-- Begin EXCERPTED RECORDS --

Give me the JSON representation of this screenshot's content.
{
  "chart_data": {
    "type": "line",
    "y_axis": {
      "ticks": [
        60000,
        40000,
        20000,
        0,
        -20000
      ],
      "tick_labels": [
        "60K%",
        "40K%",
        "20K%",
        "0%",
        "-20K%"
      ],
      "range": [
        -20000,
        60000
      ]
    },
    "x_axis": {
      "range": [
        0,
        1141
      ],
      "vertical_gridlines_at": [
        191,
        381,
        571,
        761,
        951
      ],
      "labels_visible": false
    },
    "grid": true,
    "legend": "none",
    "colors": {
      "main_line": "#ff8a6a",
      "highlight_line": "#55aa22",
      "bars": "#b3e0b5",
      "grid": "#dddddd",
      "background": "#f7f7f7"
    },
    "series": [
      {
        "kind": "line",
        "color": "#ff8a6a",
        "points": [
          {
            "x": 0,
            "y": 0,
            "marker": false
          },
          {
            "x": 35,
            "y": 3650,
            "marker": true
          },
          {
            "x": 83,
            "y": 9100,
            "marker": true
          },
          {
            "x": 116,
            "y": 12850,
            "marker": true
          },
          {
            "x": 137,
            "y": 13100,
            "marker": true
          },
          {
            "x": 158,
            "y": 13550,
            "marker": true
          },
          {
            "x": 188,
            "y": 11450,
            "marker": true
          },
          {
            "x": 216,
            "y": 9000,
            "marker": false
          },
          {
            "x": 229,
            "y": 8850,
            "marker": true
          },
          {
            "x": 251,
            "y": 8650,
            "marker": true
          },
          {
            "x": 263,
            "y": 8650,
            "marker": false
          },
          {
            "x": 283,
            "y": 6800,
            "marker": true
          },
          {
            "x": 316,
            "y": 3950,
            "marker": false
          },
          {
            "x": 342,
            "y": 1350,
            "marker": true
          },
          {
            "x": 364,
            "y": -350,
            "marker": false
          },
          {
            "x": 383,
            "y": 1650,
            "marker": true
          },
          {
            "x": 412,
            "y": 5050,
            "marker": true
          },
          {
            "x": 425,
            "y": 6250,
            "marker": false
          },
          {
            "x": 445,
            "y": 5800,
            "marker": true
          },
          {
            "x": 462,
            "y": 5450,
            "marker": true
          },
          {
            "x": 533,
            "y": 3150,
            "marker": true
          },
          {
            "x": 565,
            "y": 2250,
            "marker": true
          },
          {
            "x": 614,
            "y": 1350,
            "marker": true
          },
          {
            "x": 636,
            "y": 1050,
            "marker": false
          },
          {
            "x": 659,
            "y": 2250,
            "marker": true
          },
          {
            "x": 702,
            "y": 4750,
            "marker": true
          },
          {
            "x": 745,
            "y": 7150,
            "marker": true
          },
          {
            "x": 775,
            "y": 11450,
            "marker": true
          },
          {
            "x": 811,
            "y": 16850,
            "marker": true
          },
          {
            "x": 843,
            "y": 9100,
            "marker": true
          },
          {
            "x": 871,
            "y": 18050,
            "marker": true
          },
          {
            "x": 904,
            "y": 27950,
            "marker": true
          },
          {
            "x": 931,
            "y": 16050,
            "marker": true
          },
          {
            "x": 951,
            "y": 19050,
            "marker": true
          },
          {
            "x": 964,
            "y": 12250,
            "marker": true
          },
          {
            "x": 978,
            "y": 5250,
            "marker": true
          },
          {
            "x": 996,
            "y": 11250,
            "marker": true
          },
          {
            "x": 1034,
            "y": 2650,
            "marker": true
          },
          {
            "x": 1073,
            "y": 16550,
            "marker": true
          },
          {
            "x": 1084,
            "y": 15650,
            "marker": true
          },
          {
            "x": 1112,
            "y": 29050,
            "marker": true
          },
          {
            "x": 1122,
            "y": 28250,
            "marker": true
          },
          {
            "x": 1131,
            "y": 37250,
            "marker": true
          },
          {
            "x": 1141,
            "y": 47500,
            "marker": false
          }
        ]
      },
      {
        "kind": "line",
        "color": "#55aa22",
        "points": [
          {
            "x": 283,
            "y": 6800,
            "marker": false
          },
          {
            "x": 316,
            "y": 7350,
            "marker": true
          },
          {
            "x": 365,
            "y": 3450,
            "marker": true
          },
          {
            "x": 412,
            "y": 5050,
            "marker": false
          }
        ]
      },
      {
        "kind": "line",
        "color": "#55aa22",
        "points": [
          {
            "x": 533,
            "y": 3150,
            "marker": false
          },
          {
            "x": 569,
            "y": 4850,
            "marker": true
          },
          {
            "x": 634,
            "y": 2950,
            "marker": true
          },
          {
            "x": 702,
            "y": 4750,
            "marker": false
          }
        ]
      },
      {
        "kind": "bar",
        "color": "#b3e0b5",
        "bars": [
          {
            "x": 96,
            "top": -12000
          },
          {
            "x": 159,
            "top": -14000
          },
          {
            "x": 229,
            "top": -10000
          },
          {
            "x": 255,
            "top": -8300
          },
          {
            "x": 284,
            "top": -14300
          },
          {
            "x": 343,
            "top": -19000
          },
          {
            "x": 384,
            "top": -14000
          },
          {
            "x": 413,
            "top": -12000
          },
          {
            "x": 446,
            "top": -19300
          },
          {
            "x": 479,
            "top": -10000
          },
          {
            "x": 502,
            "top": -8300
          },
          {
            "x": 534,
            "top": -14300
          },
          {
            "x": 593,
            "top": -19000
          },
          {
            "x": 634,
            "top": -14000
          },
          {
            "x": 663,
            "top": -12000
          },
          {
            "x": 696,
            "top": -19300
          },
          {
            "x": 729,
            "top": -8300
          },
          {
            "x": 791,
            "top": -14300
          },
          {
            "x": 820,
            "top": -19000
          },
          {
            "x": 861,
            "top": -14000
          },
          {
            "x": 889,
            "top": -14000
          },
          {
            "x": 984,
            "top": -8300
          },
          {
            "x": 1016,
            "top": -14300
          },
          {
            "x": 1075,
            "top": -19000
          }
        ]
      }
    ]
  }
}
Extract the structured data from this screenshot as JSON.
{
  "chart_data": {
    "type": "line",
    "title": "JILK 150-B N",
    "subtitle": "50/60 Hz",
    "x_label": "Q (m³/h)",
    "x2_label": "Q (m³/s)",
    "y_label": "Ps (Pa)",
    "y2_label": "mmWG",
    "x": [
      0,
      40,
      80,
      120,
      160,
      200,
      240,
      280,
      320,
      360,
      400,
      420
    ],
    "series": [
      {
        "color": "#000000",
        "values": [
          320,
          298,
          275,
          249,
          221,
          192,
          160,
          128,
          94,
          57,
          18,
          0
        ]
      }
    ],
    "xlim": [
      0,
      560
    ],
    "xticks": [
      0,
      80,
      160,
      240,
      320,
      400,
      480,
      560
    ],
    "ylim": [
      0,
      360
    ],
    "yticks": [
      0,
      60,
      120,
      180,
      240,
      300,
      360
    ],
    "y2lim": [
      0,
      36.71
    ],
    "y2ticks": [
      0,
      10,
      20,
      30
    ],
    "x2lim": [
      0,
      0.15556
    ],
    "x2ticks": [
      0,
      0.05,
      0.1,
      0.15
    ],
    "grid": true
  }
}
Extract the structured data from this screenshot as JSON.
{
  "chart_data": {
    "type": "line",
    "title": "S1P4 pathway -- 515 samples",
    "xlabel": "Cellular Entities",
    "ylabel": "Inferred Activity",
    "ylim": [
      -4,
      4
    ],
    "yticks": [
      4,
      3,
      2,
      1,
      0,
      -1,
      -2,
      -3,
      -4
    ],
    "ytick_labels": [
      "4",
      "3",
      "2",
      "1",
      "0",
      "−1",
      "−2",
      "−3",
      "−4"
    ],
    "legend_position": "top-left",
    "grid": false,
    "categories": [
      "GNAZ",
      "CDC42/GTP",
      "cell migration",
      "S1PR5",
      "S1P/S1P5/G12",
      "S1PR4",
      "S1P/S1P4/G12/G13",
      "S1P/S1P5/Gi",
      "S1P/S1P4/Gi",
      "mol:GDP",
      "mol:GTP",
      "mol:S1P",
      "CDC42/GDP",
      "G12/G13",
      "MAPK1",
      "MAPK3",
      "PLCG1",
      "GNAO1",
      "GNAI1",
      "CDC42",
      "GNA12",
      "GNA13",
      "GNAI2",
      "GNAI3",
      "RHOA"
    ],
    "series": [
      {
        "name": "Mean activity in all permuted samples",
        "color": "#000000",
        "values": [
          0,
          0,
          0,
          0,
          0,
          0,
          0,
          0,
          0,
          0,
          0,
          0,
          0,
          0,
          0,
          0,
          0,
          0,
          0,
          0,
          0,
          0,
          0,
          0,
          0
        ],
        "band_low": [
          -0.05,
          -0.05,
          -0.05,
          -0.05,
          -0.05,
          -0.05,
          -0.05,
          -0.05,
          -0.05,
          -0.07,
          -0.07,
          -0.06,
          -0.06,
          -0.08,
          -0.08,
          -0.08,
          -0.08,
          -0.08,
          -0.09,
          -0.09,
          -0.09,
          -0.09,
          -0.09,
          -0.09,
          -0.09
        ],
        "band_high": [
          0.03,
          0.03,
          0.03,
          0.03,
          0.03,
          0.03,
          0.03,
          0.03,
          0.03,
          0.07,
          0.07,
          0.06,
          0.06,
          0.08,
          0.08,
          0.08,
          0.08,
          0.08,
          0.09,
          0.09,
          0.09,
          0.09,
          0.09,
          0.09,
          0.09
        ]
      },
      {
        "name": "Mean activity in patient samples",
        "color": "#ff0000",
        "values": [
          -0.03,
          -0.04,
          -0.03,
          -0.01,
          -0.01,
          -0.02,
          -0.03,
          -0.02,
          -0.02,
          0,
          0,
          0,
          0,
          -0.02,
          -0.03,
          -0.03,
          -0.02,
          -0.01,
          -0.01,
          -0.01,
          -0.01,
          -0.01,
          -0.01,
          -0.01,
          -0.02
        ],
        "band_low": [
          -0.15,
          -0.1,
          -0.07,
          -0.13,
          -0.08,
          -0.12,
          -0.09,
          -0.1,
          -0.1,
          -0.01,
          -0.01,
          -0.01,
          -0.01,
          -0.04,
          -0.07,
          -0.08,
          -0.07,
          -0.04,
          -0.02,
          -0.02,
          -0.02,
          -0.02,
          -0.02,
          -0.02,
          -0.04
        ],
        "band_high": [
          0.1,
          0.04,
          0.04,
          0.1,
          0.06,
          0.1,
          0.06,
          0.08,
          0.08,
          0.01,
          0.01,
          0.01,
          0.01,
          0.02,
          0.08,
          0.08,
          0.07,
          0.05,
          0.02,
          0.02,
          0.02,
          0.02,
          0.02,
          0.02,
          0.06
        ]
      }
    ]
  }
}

-- End EXCERPTED RECORDS --

Using the entries above, return each line that includes the word "samples".

▸ OUTPUT OF THE EXERCISE:
    "title": "S1P4 pathway -- 515 samples",
        "name": "Mean activity in all permuted samples",
        "name": "Mean activity in patient samples",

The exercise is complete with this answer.